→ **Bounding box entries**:

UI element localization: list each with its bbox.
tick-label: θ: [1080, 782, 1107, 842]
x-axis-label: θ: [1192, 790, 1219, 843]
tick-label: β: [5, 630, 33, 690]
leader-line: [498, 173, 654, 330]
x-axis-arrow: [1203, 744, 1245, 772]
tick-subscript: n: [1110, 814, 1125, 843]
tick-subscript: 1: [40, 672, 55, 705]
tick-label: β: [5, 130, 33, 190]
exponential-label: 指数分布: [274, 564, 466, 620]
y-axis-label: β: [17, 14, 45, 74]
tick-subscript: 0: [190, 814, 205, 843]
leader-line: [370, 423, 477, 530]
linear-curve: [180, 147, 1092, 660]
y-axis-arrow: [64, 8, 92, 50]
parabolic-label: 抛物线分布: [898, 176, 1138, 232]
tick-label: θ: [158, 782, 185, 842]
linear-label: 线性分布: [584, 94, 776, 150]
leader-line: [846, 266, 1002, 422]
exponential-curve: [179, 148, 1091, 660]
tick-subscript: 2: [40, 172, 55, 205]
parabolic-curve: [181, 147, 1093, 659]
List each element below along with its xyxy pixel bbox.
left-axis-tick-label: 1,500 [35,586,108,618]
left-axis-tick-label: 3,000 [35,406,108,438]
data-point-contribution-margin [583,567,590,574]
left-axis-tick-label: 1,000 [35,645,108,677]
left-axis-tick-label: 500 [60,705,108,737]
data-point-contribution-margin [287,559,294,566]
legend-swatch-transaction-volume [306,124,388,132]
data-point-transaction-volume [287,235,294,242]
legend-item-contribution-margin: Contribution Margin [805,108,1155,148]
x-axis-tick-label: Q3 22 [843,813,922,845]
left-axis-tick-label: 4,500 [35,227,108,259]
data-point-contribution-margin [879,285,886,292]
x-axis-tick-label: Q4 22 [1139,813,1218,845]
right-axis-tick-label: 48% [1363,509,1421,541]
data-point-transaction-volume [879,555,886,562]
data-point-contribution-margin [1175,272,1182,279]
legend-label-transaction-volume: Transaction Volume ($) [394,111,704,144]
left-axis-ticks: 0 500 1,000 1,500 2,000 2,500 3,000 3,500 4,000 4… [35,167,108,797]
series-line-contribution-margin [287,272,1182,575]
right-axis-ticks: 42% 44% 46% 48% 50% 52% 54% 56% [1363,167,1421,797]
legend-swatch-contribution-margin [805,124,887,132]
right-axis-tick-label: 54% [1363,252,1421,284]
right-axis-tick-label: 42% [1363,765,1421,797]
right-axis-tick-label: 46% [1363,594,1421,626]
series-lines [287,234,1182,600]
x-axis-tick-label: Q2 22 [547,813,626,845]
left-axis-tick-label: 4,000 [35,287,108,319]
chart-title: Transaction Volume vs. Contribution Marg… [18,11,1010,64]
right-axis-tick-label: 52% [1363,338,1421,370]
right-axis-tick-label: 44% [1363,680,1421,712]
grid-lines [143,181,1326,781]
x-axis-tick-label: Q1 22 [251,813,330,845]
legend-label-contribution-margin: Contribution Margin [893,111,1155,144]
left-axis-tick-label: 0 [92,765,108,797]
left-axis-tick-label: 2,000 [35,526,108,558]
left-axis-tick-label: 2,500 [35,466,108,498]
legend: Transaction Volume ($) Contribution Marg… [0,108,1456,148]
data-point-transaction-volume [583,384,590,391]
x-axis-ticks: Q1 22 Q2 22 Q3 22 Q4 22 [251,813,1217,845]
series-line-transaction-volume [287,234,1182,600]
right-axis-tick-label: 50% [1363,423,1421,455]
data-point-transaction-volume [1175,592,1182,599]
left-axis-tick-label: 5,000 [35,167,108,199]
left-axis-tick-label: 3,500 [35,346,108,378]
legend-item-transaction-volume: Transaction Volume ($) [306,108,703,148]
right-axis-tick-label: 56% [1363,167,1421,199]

→ **Problem details**:
Copy the entries from the beginning through the line with "List each element", swapping "leader-line" for "pointer-line" and leaving everything else the same.

→ **Final result**:
UI element localization: list each with its bbox.
tick-label: θ: [1080, 782, 1107, 842]
x-axis-label: θ: [1192, 790, 1219, 843]
tick-label: β: [5, 630, 33, 690]
pointer-line: [498, 173, 654, 330]
x-axis-arrow: [1203, 744, 1245, 772]
tick-subscript: n: [1110, 814, 1125, 843]
tick-subscript: 1: [40, 672, 55, 705]
tick-label: β: [5, 130, 33, 190]
exponential-label: 指数分布: [274, 564, 466, 620]
y-axis-label: β: [17, 14, 45, 74]
tick-subscript: 0: [190, 814, 205, 843]
pointer-line: [370, 423, 477, 530]
linear-curve: [180, 147, 1092, 660]
y-axis-arrow: [64, 8, 92, 50]
parabolic-label: 抛物线分布: [898, 176, 1138, 232]
tick-label: θ: [158, 782, 185, 842]
linear-label: 线性分布: [584, 94, 776, 150]
pointer-line: [846, 266, 1002, 422]
exponential-curve: [179, 148, 1091, 660]
tick-subscript: 2: [40, 172, 55, 205]
parabolic-curve: [181, 147, 1093, 659]
List each element below along with its xyxy pixel bbox.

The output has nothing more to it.